> SHORT EXERCISE
Scan the data below for the string "Välj". Show every line where it turns up.

☆ ☆ ☆ ☆ ☆

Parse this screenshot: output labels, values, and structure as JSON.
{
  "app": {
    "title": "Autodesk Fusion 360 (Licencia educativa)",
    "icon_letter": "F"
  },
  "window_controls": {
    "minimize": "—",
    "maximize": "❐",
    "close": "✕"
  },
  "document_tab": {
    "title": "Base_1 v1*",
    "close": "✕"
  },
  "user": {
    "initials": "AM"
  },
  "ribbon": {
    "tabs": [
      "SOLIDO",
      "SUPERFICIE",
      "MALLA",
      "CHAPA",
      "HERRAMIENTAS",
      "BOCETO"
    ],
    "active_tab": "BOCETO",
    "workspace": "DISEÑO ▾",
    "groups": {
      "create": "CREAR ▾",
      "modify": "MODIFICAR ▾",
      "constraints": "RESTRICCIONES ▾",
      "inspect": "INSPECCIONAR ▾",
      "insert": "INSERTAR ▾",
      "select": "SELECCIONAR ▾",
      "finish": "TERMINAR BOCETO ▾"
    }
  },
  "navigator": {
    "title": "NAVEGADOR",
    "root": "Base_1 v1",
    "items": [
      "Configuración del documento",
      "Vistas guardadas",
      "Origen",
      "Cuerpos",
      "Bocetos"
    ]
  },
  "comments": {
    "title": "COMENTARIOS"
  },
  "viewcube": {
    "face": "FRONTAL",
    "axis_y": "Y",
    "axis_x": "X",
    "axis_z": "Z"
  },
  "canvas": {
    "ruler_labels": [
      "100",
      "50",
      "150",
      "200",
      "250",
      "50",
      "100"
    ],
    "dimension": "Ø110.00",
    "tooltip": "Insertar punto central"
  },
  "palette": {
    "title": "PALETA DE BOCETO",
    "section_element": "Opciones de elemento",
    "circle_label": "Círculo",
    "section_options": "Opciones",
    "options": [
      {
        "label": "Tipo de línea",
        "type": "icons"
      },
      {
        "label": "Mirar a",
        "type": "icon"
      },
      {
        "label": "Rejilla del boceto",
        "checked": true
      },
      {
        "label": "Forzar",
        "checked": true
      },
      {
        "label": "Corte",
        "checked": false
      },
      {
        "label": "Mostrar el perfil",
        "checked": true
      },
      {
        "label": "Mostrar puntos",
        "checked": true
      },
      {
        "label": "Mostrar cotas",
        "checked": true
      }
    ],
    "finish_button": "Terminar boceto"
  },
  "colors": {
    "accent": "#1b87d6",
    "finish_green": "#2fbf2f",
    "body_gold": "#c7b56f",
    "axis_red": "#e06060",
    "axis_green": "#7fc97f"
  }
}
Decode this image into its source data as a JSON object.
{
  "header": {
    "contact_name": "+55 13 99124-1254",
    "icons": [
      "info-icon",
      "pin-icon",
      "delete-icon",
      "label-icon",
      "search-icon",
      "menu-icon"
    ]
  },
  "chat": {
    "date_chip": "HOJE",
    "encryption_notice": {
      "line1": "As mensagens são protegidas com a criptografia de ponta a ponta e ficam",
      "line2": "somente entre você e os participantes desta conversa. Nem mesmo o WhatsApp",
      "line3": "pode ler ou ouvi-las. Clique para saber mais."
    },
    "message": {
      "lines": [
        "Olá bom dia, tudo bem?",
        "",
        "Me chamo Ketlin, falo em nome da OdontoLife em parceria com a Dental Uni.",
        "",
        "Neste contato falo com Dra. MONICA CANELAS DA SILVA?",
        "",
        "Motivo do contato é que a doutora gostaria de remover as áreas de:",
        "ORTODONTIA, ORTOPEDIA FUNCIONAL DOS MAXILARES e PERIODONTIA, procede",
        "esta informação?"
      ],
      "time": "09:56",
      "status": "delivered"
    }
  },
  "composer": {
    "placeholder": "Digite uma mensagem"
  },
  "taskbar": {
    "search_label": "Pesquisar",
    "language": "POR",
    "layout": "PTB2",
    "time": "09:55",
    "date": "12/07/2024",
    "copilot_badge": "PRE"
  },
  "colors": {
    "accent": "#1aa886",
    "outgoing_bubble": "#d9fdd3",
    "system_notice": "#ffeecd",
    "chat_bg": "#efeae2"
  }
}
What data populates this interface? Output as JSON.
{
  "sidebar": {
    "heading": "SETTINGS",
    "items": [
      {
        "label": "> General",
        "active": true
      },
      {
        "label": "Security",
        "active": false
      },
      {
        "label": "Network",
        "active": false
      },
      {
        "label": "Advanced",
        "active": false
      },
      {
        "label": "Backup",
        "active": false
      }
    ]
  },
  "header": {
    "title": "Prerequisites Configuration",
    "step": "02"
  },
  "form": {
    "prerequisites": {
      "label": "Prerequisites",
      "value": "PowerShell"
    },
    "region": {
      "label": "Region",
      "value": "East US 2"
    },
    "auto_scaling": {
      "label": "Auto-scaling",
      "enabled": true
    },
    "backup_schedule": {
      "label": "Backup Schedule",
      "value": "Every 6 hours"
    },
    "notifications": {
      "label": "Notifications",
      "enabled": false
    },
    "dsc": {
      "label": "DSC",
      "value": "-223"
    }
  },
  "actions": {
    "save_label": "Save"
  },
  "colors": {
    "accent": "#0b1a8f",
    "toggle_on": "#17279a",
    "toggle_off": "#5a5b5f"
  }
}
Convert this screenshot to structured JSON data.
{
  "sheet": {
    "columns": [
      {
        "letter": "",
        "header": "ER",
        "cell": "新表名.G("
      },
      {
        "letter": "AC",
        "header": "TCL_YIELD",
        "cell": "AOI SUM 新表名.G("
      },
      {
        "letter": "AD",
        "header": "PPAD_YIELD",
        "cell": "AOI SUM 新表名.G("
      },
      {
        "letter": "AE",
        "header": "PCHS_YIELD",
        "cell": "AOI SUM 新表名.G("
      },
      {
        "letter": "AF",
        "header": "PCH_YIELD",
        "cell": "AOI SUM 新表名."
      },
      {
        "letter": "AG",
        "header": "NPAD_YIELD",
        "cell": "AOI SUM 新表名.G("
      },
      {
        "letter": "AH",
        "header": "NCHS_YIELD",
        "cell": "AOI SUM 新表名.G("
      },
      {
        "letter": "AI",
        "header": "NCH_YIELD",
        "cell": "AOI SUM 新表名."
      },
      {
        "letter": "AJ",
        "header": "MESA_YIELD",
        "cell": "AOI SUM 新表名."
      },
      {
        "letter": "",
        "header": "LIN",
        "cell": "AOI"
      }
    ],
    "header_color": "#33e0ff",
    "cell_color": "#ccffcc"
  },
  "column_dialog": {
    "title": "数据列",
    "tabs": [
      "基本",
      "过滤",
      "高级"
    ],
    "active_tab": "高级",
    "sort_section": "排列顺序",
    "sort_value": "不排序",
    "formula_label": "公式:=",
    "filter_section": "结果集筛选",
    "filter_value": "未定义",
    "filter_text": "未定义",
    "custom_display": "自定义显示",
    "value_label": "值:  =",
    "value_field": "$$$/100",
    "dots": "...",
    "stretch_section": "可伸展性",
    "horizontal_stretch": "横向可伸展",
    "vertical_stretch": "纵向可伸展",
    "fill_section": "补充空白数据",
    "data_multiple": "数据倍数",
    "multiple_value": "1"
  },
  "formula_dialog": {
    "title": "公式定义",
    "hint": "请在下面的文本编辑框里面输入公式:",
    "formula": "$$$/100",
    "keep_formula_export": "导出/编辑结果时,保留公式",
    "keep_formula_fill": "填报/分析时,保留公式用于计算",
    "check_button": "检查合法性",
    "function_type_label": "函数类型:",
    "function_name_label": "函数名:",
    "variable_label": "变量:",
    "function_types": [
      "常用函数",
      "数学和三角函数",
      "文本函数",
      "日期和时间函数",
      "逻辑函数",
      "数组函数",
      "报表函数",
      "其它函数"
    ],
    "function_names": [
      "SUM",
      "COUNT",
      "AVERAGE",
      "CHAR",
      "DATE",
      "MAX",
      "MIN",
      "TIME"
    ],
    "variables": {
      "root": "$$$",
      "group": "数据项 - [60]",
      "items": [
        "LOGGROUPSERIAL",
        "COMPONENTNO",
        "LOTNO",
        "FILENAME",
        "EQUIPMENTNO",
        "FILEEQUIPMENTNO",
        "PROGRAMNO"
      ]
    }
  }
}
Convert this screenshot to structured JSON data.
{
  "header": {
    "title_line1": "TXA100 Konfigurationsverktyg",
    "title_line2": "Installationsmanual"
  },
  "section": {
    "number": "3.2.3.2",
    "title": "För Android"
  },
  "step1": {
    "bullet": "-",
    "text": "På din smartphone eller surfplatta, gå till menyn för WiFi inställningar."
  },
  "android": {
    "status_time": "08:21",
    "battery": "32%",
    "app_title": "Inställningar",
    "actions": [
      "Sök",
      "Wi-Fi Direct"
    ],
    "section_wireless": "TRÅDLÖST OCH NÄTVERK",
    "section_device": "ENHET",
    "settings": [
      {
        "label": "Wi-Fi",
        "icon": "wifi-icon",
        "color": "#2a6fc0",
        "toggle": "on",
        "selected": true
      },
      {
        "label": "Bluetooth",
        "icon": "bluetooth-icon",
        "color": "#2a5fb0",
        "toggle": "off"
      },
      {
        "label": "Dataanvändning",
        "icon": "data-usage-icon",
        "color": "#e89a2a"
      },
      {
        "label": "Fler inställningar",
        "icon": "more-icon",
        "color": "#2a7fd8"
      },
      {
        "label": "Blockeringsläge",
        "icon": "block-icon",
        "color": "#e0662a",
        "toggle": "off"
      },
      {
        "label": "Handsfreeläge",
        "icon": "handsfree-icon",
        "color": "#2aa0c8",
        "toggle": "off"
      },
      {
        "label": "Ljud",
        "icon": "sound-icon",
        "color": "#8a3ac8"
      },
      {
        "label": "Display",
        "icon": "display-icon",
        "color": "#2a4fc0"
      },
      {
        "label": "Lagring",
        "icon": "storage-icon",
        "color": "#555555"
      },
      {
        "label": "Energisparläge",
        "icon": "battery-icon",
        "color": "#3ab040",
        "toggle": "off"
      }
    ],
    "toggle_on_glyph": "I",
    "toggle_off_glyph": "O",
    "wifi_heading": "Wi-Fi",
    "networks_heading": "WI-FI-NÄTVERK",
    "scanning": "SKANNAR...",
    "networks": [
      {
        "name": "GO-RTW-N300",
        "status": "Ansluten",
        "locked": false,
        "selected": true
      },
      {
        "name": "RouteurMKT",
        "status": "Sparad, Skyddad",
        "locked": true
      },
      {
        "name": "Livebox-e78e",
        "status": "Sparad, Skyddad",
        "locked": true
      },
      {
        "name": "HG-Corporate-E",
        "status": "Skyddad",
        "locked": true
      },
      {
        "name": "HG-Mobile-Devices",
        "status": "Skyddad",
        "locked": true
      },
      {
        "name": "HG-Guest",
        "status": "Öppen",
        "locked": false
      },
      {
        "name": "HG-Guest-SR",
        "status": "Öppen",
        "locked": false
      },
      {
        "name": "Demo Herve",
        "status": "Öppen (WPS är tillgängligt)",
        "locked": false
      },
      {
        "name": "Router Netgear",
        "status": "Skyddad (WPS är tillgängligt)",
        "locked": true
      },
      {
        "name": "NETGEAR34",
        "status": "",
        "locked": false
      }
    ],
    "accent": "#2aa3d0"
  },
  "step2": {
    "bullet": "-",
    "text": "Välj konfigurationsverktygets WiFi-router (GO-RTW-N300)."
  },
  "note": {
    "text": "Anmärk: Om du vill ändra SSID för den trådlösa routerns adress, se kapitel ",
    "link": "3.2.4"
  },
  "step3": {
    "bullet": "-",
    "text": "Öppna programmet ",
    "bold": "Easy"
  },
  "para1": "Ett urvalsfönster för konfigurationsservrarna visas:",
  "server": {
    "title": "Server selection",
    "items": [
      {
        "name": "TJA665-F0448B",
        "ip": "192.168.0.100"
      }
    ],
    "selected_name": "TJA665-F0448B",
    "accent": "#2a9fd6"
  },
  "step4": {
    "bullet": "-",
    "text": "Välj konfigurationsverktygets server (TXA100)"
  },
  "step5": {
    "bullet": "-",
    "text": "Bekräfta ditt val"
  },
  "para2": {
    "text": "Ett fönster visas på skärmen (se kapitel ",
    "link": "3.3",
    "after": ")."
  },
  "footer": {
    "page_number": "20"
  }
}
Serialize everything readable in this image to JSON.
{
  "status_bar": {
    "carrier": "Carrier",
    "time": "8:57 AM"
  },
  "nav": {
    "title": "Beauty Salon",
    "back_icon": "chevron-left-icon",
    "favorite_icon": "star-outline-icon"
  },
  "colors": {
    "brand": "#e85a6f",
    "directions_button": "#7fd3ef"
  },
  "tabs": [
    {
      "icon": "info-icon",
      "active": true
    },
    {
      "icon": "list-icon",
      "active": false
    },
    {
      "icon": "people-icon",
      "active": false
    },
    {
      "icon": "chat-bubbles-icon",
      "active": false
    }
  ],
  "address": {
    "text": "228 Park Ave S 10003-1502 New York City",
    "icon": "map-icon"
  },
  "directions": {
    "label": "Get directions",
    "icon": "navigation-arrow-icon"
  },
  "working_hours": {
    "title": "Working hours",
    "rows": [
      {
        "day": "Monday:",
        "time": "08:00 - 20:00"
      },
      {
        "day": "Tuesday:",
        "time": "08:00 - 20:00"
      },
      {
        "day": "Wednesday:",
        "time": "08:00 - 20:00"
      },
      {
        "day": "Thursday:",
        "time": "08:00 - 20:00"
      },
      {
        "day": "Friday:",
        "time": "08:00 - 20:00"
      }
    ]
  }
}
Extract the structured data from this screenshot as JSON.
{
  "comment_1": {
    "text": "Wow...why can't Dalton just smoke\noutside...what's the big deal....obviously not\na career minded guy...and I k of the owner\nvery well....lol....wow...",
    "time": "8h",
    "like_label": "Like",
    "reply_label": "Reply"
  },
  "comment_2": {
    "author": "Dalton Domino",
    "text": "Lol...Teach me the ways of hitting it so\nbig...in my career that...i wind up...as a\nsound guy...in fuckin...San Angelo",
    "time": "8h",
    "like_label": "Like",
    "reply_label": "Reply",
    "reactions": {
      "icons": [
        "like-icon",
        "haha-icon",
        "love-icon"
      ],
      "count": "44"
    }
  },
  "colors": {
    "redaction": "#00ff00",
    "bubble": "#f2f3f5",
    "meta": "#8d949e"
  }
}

☆ ☆ ☆ ☆ ☆

> SOLUTION TO THIS TASK
    "text": "Välj konfigurationsverktygets WiFi-router (GO-RTW-N300)."
    "text": "Välj konfigurationsverktygets server (TXA100)"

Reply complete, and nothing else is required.